:: THE INPUT

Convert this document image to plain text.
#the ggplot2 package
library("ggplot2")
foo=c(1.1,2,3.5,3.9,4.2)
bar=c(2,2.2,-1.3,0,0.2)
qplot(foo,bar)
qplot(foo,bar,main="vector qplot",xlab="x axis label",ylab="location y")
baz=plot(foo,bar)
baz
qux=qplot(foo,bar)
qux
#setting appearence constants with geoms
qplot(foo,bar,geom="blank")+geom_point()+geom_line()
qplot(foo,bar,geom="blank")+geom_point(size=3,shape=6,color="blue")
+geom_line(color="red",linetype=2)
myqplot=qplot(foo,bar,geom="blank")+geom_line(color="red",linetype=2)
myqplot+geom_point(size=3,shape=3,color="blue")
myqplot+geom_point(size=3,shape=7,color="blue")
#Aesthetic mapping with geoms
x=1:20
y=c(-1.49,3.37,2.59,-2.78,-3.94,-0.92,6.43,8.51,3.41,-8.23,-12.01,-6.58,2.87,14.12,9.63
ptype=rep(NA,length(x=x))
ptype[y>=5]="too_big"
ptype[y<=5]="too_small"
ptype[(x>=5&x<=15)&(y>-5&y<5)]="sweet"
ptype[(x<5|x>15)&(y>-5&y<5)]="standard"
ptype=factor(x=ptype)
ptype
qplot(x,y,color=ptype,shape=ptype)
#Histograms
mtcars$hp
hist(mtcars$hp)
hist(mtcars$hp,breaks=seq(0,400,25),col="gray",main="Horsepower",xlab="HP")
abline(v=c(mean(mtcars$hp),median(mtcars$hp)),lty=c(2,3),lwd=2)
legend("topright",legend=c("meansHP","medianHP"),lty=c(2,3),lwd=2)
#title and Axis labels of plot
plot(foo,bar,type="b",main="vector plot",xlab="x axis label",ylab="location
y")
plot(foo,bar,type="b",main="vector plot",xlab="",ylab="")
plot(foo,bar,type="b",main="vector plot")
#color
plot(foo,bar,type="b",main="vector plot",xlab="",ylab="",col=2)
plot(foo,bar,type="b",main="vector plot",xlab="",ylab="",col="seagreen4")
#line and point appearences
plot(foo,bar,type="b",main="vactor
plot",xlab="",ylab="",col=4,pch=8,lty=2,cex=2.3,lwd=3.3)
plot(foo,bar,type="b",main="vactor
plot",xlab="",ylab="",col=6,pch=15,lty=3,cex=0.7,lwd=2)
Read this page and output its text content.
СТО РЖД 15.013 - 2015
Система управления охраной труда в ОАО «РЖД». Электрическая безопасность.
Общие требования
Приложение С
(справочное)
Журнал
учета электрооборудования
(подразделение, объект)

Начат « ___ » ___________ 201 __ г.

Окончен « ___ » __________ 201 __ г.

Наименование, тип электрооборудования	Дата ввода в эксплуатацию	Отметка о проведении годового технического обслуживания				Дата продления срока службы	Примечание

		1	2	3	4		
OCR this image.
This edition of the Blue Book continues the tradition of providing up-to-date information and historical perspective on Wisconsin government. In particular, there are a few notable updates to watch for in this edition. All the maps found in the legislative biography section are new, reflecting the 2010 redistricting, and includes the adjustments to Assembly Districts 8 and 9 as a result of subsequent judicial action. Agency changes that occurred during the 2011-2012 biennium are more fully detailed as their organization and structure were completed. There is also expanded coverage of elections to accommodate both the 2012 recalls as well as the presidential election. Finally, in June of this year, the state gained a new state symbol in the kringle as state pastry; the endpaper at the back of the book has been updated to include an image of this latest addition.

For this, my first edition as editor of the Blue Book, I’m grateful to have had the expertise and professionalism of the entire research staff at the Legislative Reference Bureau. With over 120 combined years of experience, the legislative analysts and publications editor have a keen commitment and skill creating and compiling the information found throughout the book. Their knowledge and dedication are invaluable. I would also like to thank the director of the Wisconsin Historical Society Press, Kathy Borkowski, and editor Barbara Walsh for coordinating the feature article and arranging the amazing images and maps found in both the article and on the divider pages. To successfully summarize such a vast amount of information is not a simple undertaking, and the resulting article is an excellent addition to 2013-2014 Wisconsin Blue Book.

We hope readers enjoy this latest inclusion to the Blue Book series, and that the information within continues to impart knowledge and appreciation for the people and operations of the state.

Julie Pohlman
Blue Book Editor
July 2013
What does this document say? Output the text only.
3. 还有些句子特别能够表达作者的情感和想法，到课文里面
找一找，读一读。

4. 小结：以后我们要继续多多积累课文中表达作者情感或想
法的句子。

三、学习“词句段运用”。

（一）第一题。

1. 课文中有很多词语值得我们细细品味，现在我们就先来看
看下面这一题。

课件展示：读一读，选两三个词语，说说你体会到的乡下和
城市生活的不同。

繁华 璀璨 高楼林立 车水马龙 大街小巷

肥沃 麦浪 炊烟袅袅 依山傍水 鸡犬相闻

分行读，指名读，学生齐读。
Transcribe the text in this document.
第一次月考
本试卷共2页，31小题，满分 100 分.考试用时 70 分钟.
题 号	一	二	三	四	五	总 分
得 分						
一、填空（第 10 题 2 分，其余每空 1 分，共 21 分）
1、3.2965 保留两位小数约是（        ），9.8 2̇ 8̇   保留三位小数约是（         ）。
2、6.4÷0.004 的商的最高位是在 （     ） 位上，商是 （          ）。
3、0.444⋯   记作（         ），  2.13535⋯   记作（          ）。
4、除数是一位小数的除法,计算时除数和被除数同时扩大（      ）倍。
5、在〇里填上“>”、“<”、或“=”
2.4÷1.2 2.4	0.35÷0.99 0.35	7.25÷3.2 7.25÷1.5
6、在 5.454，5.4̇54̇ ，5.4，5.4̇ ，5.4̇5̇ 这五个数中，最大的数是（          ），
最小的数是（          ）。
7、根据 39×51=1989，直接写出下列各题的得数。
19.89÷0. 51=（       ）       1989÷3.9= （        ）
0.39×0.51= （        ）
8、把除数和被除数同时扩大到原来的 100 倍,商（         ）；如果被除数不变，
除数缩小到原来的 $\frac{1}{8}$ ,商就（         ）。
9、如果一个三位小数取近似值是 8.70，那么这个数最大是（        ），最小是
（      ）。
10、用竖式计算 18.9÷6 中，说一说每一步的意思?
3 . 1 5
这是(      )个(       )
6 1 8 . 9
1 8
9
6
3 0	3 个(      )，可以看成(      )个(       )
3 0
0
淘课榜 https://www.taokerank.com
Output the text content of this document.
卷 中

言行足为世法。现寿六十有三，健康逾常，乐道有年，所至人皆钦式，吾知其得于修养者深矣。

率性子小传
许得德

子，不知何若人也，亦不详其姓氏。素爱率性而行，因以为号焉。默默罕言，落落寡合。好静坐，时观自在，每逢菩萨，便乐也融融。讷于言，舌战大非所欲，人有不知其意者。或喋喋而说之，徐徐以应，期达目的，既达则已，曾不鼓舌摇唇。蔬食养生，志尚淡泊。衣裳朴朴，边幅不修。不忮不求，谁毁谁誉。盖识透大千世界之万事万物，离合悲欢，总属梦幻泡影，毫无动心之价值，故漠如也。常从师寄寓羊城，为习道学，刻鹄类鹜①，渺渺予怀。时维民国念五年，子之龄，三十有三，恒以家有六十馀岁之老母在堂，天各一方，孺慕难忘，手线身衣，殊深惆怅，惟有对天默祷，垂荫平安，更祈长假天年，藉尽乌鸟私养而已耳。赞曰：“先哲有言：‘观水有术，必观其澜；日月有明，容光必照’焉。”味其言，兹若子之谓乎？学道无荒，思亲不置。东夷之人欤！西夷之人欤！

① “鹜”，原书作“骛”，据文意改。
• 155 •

::::

**WHAT TO DO**
Go through the records and copy each line with "text" in it.

**WRITTEN REPLY**
Convert this document image to plain text.
Read this page and output its text content.
What does this document say? Output the text only.
Transcribe the text in this document.
Output the text content of this document.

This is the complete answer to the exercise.